◆ **TASK DETAILS**
Retype every entry word for word.

◆ **WORKING DATA**

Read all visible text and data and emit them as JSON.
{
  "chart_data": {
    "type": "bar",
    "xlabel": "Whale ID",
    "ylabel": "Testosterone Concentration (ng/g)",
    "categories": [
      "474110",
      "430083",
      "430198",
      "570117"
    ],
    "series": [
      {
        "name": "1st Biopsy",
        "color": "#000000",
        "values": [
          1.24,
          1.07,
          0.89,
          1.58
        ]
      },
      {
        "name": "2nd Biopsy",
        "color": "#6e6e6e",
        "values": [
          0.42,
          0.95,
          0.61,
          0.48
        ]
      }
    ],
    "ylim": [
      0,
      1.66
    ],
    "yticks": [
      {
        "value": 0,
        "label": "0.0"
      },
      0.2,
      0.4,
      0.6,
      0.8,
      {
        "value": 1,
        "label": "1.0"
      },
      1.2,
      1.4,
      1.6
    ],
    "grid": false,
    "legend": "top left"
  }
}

◆ **OUTPUT FOR THIS EXERCISE**
Read all visible text and data and emit them as JSON.
{
  "chart_data": {
    "type": "bar",
    "xlabel": "Whale ID",
    "ylabel": "Testosterone Concentration (ng/g)",
    "categories": [
      "474110",
      "430083",
      "430198",
      "570117"
    ],
    "series": [
      {
        "name": "1st Biopsy",
        "color": "#000000",
        "values": [
          1.24,
          1.07,
          0.89,
          1.58
        ]
      },
      {
        "name": "2nd Biopsy",
        "color": "#6e6e6e",
        "values": [
          0.42,
          0.95,
          0.61,
          0.48
        ]
      }
    ],
    "ylim": [
      0,
      1.66
    ],
    "yticks": [
      {
        "value": 0,
        "label": "0.0"
      },
      0.2,
      0.4,
      0.6,
      0.8,
      {
        "value": 1,
        "label": "1.0"
      },
      1.2,
      1.4,
      1.6
    ],
    "grid": false,
    "legend": "top left"
  }
}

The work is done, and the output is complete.